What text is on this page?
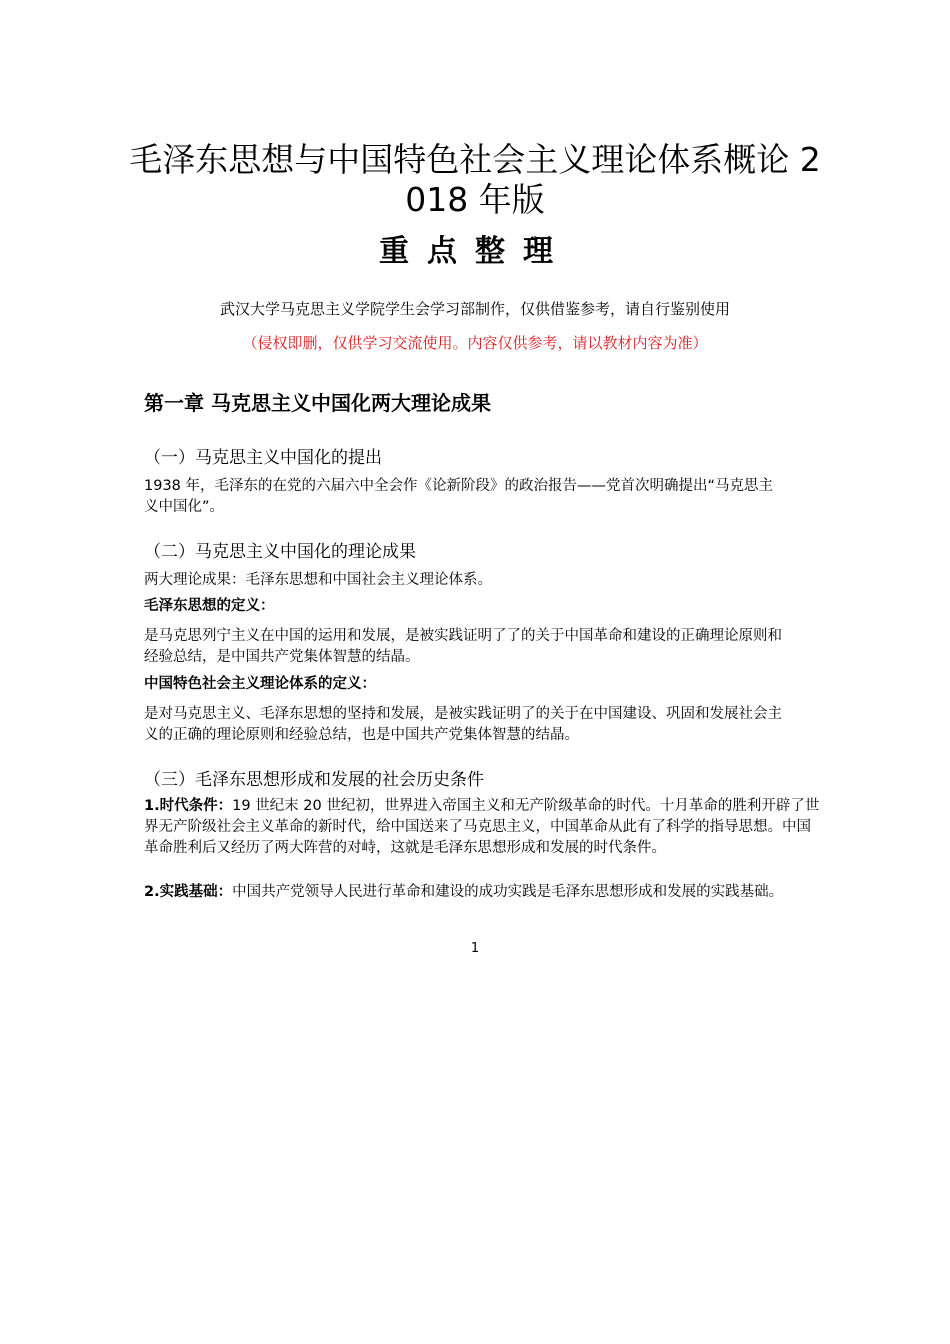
毛泽东思想与中国特色社会主义理论体系概论 2018 年版
重点整理
武汉大学马克思主义学院学生会学习部制作，仅供借鉴参考，请自行鉴别使用
（侵权即删，仅供学习交流使用。内容仅供参考，请以教材内容为准）
第一章 马克思主义中国化两大理论成果
（一）马克思主义中国化的提出
1938 年，毛泽东的在党的六届六中全会作《论新阶段》的政治报告——党首次明确提出“马克思主义中国化”。
（二）马克思主义中国化的理论成果
两大理论成果：毛泽东思想和中国社会主义理论体系。
毛泽东思想的定义：
是马克思列宁主义在中国的运用和发展，是被实践证明了了的关于中国革命和建设的正确理论原则和经验总结，是中国共产党集体智慧的结晶。
中国特色社会主义理论体系的定义：
是对马克思主义、毛泽东思想的坚持和发展，是被实践证明了的关于在中国建设、巩固和发展社会主义的正确的理论原则和经验总结，也是中国共产党集体智慧的结晶。
（三）毛泽东思想形成和发展的社会历史条件
1.时代条件：19 世纪末 20 世纪初，世界进入帝国主义和无产阶级革命的时代。十月革命的胜利开辟了世界无产阶级社会主义革命的新时代，给中国送来了马克思主义，中国革命从此有了科学的指导思想。中国革命胜利后又经历了两大阵营的对峙，这就是毛泽东思想形成和发展的时代条件。
2.实践基础：中国共产党领导人民进行革命和建设的成功实践是毛泽东思想形成和发展的实践基础。
1
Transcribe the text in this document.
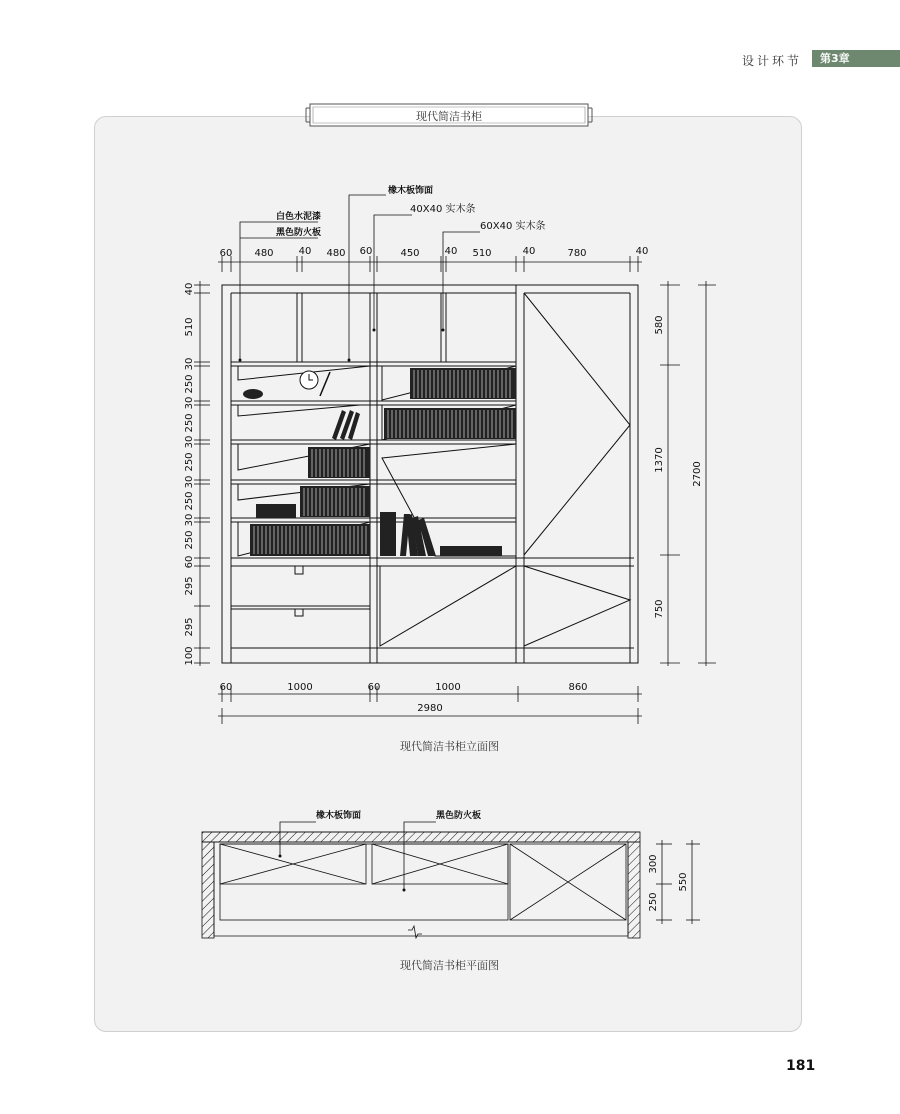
设计环节	第3章
现代简洁书柜
橡木板饰面
40X40 实木条
60X40 实木条
白色水泥漆
黑色防火板
60 480	40 480 60	450	40 510	40	780	40
40
510
30
250
30
250
30
250
30
250
30
250
60
295
295
100
580
1370
750
2700
60	1000	60	1000	860
2980
橡木板饰面	黑色防火板
300
250
550
现代简洁书柜立面图
现代简洁书柜平面图
181
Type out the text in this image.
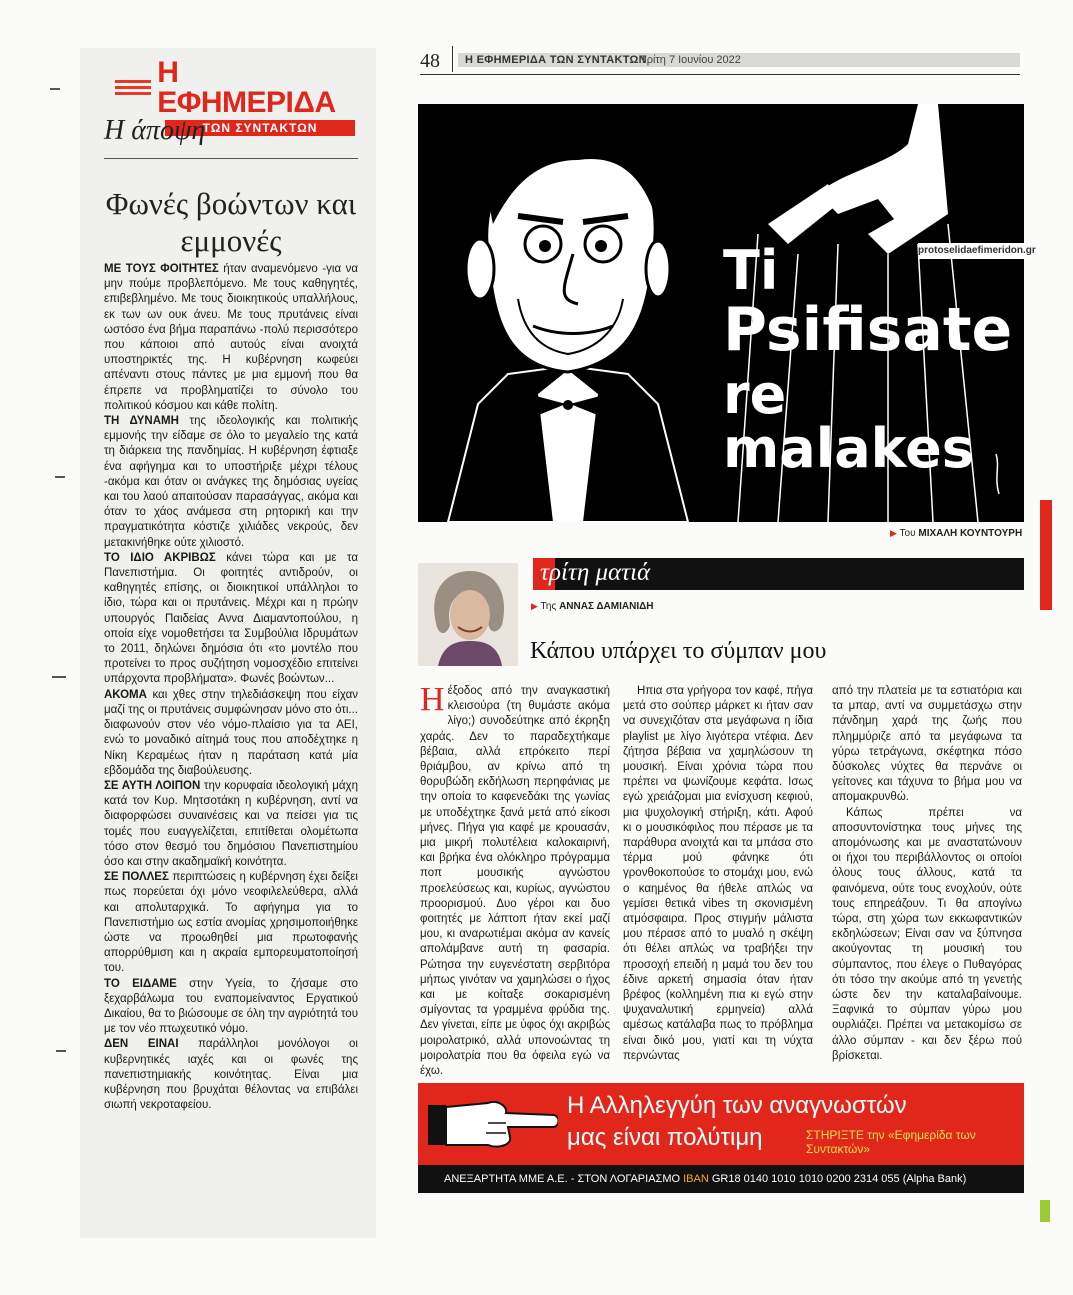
Η ΕΦΗΜΕΡΙΔΑ
ΤΩΝ ΣΥΝΤΑΚΤΩΝ
Η άποψη
Φωνές βοώντων και εμμονές

ΜΕ ΤΟΥΣ ΦΟΙΤΗΤΕΣ ήταν αναμενόμενο -για να μην πούμε προβλεπόμενο. Με τους καθηγητές, επιβεβλημένο. Με τους διοικητικούς υπαλλήλους, εκ των ων ουκ άνευ. Με τους πρυτάνεις είναι ωστόσο ένα βήμα παραπάνω -πολύ περισσότερο που κάποιοι από αυτούς είναι ανοιχτά υποστηρικτές της. Η κυβέρνηση κωφεύει απέναντι στους πάντες με μια εμμονή που θα έπρεπε να προβληματίζει το σύνολο του πολιτικού κόσμου και κάθε πολίτη.

ΤΗ ΔΥΝΑΜΗ της ιδεολογικής και πολιτικής εμμονής την είδαμε σε όλο το μεγαλείο της κατά τη διάρκεια της πανδημίας. Η κυβέρνηση έφτιαξε ένα αφήγημα και το υποστήριξε μέχρι τέλους -ακόμα και όταν οι ανάγκες της δημόσιας υγείας και του λαού απαιτούσαν παρασάγγας, ακόμα και όταν το χάος ανάμεσα στη ρητορική και την πραγματικότητα κόστιζε χιλιάδες νεκρούς, δεν μετακινήθηκε ούτε χιλιοστό.

ΤΟ ΙΔΙΟ ΑΚΡΙΒΩΣ κάνει τώρα και με τα Πανεπιστήμια. Οι φοιτητές αντιδρούν, οι καθηγητές επίσης, οι διοικητικοί υπάλληλοι το ίδιο, τώρα και οι πρυτάνεις. Μέχρι και η πρώην υπουργός Παιδείας Αννα Διαμαντοπούλου, η οποία είχε νομοθετήσει τα Συμβούλια Ιδρυμάτων το 2011, δηλώνει δημόσια ότι «το μοντέλο που προτείνει το προς συζήτηση νομοσχέδιο επιτείνει υπάρχοντα προβλήματα». Φωνές βοώντων...

ΑΚΟΜΑ και χθες στην τηλεδιάσκεψη που είχαν μαζί της οι πρυτάνεις συμφώνησαν μόνο στο ότι... διαφωνούν στον νέο νόμο-πλαίσιο για τα ΑΕΙ, ενώ το μοναδικό αίτημά τους που αποδέχτηκε η Νίκη Κεραμέως ήταν η παράταση κατά μία εβδομάδα της διαβούλευσης.

ΣΕ ΑΥΤΗ ΛΟΙΠΟΝ την κορυφαία ιδεολογική μάχη κατά τον Κυρ. Μητσοτάκη η κυβέρνηση, αντί να διαφορφώσει συναινέσεις και να πείσει για τις τομές που ευαγγελίζεται, επιτίθεται ολομέτωπα τόσο στον θεσμό του δημόσιου Πανεπιστημίου όσο και στην ακαδημαϊκή κοινότητα.

ΣΕ ΠΟΛΛΕΣ περιπτώσεις η κυβέρνηση έχει δείξει πως πορεύεται όχι μόνο νεοφιλελεύθερα, αλλά και απολυταρχικά. Το αφήγημα για το Πανεπιστήμιο ως εστία ανομίας χρησιμοποιήθηκε ώστε να προωθηθεί μια πρωτοφανής απορρύθμιση και η ακραία εμπορευματοποίησή του.

ΤΟ ΕΙΔΑΜΕ στην Υγεία, το ζήσαμε στο ξεχαρβάλωμα του εναπομείναντος Εργατικού Δικαίου, θα το βιώσουμε σε όλη την αγριότητά του με τον νέο πτωχευτικό νόμο.

ΔΕΝ ΕΙΝΑΙ παράλληλοι μονόλογοι οι κυβερνητικές ιαχές και οι φωνές της πανεπιστημιακής κοινότητας. Είναι μια κυβέρνηση που βρυχάται θέλοντας να επιβάλει σιωπή νεκροταφείου.

48 Η ΕΦΗΜΕΡΙΔΑ ΤΩΝ ΣΥΝΤΑΚΤΩΝ
Τρίτη 7 Ιουνίου 2022
Ti
Psifisate
re malakes
protoselidaefimeridon.gr
▶ Του ΜΙΧΑΛΗ ΚΟΥΝΤΟΥΡΗ
τρίτη ματιά
▶ Της ΑΝΝΑΣ ΔΑΜΙΑΝΙΔΗ
Κάπου υπάρχει το σύμπαν μου

Ηέξοδος από την αναγκαστική κλεισούρα (τη θυμάστε ακόμα λίγο;) συνοδεύτηκε από έκρηξη χαράς. Δεν το παραδεχτήκαμε βέβαια, αλλά επρόκειτο περί θριάμβου, αν κρίνω από τη θορυβώδη εκδήλωση περηφάνιας με την οποία το καφενεδάκι της γωνίας με υποδέχτηκε ξανά μετά από είκοσι μήνες. Πήγα για καφέ με κρουασάν, μια μικρή πολυτέλεια καλοκαιρινή, και βρήκα ένα ολόκληρο πρόγραμμα ποπ μουσικής αγνώστου προελεύσεως και, κυρίως, αγνώστου προορισμού. Δυο γέροι και δυο φοιτητές με λάπτοπ ήταν εκεί μαζί μου, κι αναρωτιέμαι ακόμα αν κανείς απολάμβανε αυτή τη φασαρία. Ρώτησα την ευγενέστατη σερβιτόρα μήπως γινόταν να χαμηλώσει ο ήχος και με κοίταξε σοκαρισμένη σμίγοντας τα γραμμένα φρύδια της. Δεν γίνεται, είπε με ύφος όχι ακριβώς μοιρολατρικό, αλλά υπονοώντας τη μοιρολατρία που θα όφειλα εγώ να έχω.

Ηπια στα γρήγορα τον καφέ, πήγα μετά στο σούπερ μάρκετ κι ήταν σαν να συνεχιζόταν στα μεγάφωνα η ίδια playlist με λίγο λιγότερα ντέφια. Δεν ζήτησα βέβαια να χαμηλώσουν τη μουσική. Είναι χρόνια τώρα που πρέπει να ψωνίζουμε κεφάτα. Ισως εγώ χρειάζομαι μια ενίσχυση κεφιού, μια ψυχολογική στήριξη, κάτι. Αφού κι ο μουσικόφιλος που πέρασε με τα παράθυρα ανοιχτά και τα μπάσα στο τέρμα μού φάνηκε ότι γρονθοκοπούσε το στομάχι μου, ενώ ο καημένος θα ήθελε απλώς να γεμίσει θετικά vibes τη σκονισμένη ατμόσφαιρα. Προς στιγμήν μάλιστα μου πέρασε από το μυαλό η σκέψη ότι θέλει απλώς να τραβήξει την προσοχή επειδή η μαμά του δεν του έδινε αρκετή σημασία όταν ήταν βρέφος (κολλημένη πια κι εγώ στην ψυχαναλυτική ερμηνεία) αλλά αμέσως κατάλαβα πως το πρόβλημα είναι δικό μου, γιατί και τη νύχτα περνώντας

από την πλατεία με τα εστιατόρια και τα μπαρ, αντί να συμμετάσχω στην πάνδημη χαρά της ζωής που πλημμύριζε από τα μεγάφωνα τα γύρω τετράγωνα, σκέφτηκα πόσο δύσκολες νύχτες θα περνάνε οι γείτονες και τάχυνα το βήμα μου να απομακρυνθώ.

Κάπως πρέπει να αποσυντονίστηκα τους μήνες της απομόνωσης και με αναστατώνουν οι ήχοι του περιβάλλοντος οι οποίοι όλους τους άλλους, κατά τα φαινόμενα, ούτε τους ενοχλούν, ούτε τους επηρεάζουν. Τι θα απογίνω τώρα, στη χώρα των εκκωφαντικών εκδηλώσεων; Είναι σαν να ξύπνησα ακούγοντας τη μουσική του σύμπαντος, που έλεγε ο Πυθαγόρας ότι τόσο την ακούμε από τη γενετής ώστε δεν την καταλαβαίνουμε. Ξαφνικά το σύμπαν γύρω μου ουρλιάζει. Πρέπει να μετακομίσω σε άλλο σύμπαν - και δεν ξέρω πού βρίσκεται.

Η Αλληλεγγύη των αναγνωστών
μας είναι πολύτιμη	ΣΤΗΡΙΞΤΕ την «Εφημερίδα των Συντακτών»
ΑΝΕΞΑΡΤΗΤΑ ΜΜΕ Α.Ε. - ΣΤΟΝ ΛΟΓΑΡΙΑΣΜΟ IBAN GR18 0140 1010 1010 0200 2314 055 (Alpha Bank)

## Your instructions:
Write out every line of the entries that holds the word "ώστε".

## Task answer:
ΣΕ ΠΟΛΛΕΣ περιπτώσεις η κυβέρνηση έχει δείξει πως πορεύεται όχι μόνο νεοφιλελεύθερα, αλλά και απολυταρχικά. Το αφήγημα για το Πανεπιστήμιο ως εστία ανομίας χρησιμοποιήθηκε ώστε να προωθηθεί μια πρωτοφανής απορρύθμιση και η ακραία εμπορευματοποίησή του.
Κάπως πρέπει να αποσυντονίστηκα τους μήνες της απομόνωσης και με αναστατώνουν οι ήχοι του περιβάλλοντος οι οποίοι όλους τους άλλους, κατά τα φαινόμενα, ούτε τους ενοχλούν, ούτε τους επηρεάζουν. Τι θα απογίνω τώρα, στη χώρα των εκκωφαντικών εκδηλώσεων; Είναι σαν να ξύπνησα ακούγοντας τη μουσική του σύμπαντος, που έλεγε ο Πυθαγόρας ότι τόσο την ακούμε από τη γενετής ώστε δεν την καταλαβαίνουμε. Ξαφνικά το σύμπαν γύρω μου ουρλιάζει. Πρέπει να μετακομίσω σε άλλο σύμπαν - και δεν ξέρω πού βρίσκεται.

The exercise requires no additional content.